WRITTEN REQUEST: Each line that holds the string "Предварительное" counts once; say how many such lines there are and add nothing.

RECORDS PROVIDED:
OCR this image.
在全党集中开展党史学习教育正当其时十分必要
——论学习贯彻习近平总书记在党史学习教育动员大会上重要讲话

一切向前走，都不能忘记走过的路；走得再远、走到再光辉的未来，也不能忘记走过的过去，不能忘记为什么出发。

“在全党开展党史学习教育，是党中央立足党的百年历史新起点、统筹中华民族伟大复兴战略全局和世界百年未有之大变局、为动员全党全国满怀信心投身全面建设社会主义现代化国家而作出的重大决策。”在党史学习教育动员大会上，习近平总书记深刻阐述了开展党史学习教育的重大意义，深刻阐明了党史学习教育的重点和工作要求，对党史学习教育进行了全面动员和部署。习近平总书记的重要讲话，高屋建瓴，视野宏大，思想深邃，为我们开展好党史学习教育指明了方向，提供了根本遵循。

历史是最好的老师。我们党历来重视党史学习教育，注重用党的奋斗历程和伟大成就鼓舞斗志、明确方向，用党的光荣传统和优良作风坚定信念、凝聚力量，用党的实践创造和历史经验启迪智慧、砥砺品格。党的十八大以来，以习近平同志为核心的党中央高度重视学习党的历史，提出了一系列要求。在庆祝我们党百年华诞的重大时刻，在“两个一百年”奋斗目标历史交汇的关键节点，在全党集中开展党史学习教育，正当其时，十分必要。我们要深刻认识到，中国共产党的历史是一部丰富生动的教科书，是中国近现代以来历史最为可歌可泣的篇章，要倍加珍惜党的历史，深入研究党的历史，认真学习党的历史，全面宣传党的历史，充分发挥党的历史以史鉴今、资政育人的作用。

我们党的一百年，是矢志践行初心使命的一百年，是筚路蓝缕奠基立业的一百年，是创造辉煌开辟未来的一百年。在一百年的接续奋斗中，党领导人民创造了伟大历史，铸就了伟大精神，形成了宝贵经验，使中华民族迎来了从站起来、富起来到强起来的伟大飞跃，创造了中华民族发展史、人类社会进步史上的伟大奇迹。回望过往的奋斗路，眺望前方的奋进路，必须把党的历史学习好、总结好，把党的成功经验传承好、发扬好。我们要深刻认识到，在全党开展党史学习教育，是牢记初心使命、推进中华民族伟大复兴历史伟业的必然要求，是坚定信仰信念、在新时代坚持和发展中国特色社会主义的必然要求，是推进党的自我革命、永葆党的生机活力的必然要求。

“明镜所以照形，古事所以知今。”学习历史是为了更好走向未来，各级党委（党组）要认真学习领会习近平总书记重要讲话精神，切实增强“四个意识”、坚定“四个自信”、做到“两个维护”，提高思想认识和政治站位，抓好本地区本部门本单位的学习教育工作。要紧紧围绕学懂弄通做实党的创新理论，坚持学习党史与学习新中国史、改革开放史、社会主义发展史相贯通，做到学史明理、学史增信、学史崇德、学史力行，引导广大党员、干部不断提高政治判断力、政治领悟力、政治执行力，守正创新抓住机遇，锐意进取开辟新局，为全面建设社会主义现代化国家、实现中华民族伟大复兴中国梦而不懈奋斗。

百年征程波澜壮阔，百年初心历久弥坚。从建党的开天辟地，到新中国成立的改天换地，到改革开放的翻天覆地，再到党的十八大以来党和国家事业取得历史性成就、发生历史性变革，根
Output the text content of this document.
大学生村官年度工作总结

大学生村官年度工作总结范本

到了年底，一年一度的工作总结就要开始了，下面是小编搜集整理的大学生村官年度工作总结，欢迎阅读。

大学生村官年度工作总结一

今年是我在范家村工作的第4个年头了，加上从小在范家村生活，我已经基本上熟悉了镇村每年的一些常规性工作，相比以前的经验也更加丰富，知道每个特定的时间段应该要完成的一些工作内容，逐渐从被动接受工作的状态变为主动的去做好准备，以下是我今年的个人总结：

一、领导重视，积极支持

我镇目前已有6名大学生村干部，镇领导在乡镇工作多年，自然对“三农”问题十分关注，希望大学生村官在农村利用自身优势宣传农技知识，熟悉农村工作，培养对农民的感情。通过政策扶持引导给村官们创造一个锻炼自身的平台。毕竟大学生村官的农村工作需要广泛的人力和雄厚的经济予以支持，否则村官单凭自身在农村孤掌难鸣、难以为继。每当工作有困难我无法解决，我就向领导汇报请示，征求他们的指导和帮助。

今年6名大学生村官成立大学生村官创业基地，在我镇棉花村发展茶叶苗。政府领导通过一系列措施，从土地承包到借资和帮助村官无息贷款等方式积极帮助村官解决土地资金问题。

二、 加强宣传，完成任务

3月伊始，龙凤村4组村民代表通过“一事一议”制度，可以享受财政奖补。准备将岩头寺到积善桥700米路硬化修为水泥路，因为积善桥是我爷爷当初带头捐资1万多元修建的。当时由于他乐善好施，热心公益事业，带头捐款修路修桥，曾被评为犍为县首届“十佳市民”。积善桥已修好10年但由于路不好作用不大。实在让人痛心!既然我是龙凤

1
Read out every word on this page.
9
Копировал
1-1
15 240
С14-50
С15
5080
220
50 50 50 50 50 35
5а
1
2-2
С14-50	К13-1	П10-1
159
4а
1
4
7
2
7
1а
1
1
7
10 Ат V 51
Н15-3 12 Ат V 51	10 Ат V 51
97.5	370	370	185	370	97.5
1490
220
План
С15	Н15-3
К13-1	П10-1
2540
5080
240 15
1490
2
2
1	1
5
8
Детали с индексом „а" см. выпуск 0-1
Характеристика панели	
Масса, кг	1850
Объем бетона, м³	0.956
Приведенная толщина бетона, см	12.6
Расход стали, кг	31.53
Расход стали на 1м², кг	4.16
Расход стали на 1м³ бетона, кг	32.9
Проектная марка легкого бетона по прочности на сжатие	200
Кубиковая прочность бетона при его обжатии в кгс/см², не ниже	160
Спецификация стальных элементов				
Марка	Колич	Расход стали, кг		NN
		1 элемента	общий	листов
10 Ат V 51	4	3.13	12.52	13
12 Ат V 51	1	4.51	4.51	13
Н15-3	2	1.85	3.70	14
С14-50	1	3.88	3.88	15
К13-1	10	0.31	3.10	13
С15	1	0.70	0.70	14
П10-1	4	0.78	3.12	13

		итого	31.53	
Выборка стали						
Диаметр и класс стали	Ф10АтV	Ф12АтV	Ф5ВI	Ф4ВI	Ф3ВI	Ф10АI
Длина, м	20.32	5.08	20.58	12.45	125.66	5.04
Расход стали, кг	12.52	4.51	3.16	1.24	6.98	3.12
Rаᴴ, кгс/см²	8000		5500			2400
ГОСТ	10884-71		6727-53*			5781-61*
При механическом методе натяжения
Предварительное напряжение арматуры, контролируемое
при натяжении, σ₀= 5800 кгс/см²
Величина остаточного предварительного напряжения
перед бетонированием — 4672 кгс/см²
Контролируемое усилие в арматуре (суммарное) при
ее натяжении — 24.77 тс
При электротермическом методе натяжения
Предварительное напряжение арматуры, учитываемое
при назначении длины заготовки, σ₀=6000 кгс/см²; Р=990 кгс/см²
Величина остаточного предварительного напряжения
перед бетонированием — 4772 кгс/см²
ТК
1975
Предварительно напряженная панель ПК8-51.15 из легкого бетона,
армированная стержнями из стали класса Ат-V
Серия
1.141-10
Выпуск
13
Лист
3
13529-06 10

RESPONSE: 2